**WORK INSTRUCTIONS**
Below are some records; reproduce every one of them exactly.

BEGIN DATA SUPPLIED

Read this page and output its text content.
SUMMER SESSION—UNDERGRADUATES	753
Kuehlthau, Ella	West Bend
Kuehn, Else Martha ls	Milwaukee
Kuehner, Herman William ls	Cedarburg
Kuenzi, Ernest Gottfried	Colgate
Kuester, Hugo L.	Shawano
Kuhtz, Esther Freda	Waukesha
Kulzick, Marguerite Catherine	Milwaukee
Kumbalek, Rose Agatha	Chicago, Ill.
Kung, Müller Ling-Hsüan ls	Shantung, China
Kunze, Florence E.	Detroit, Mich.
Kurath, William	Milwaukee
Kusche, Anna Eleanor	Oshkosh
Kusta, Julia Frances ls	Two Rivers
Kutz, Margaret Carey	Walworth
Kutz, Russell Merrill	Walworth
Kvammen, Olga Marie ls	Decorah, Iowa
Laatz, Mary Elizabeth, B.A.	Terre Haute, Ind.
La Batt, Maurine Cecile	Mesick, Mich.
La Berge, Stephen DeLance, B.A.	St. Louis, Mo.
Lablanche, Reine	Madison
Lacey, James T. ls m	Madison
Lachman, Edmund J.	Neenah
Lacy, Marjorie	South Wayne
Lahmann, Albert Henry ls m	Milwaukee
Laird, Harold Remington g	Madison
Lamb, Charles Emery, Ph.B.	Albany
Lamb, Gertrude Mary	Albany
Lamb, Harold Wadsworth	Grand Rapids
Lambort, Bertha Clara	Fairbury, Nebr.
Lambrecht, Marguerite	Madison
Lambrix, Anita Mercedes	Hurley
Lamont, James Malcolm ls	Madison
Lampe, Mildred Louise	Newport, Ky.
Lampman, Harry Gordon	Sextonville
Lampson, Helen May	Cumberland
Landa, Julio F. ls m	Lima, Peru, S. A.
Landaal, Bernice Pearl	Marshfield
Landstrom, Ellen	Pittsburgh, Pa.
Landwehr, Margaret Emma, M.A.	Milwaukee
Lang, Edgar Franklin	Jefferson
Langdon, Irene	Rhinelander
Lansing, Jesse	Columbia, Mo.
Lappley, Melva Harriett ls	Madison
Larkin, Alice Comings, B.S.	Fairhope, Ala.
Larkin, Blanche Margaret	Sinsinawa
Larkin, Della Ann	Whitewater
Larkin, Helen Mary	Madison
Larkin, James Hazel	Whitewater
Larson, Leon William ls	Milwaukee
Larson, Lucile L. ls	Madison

END DATA SUPPLIED

**EXERCISE RESPONSE**
Read this page and output its text content.
SUMMER SESSION—UNDERGRADUATES	753
Kuehlthau, Ella	West Bend
Kuehn, Else Martha ls	Milwaukee
Kuehner, Herman William ls	Cedarburg
Kuenzi, Ernest Gottfried	Colgate
Kuester, Hugo L.	Shawano
Kuhtz, Esther Freda	Waukesha
Kulzick, Marguerite Catherine	Milwaukee
Kumbalek, Rose Agatha	Chicago, Ill.
Kung, Müller Ling-Hsüan ls	Shantung, China
Kunze, Florence E.	Detroit, Mich.
Kurath, William	Milwaukee
Kusche, Anna Eleanor	Oshkosh
Kusta, Julia Frances ls	Two Rivers
Kutz, Margaret Carey	Walworth
Kutz, Russell Merrill	Walworth
Kvammen, Olga Marie ls	Decorah, Iowa
Laatz, Mary Elizabeth, B.A.	Terre Haute, Ind.
La Batt, Maurine Cecile	Mesick, Mich.
La Berge, Stephen DeLance, B.A.	St. Louis, Mo.
Lablanche, Reine	Madison
Lacey, James T. ls m	Madison
Lachman, Edmund J.	Neenah
Lacy, Marjorie	South Wayne
Lahmann, Albert Henry ls m	Milwaukee
Laird, Harold Remington g	Madison
Lamb, Charles Emery, Ph.B.	Albany
Lamb, Gertrude Mary	Albany
Lamb, Harold Wadsworth	Grand Rapids
Lambort, Bertha Clara	Fairbury, Nebr.
Lambrecht, Marguerite	Madison
Lambrix, Anita Mercedes	Hurley
Lamont, James Malcolm ls	Madison
Lampe, Mildred Louise	Newport, Ky.
Lampman, Harry Gordon	Sextonville
Lampson, Helen May	Cumberland
Landa, Julio F. ls m	Lima, Peru, S. A.
Landaal, Bernice Pearl	Marshfield
Landstrom, Ellen	Pittsburgh, Pa.
Landwehr, Margaret Emma, M.A.	Milwaukee
Lang, Edgar Franklin	Jefferson
Langdon, Irene	Rhinelander
Lansing, Jesse	Columbia, Mo.
Lappley, Melva Harriett ls	Madison
Larkin, Alice Comings, B.S.	Fairhope, Ala.
Larkin, Blanche Margaret	Sinsinawa
Larkin, Della Ann	Whitewater
Larkin, Helen Mary	Madison
Larkin, James Hazel	Whitewater
Larson, Leon William ls	Milwaukee
Larson, Lucile L. ls	Madison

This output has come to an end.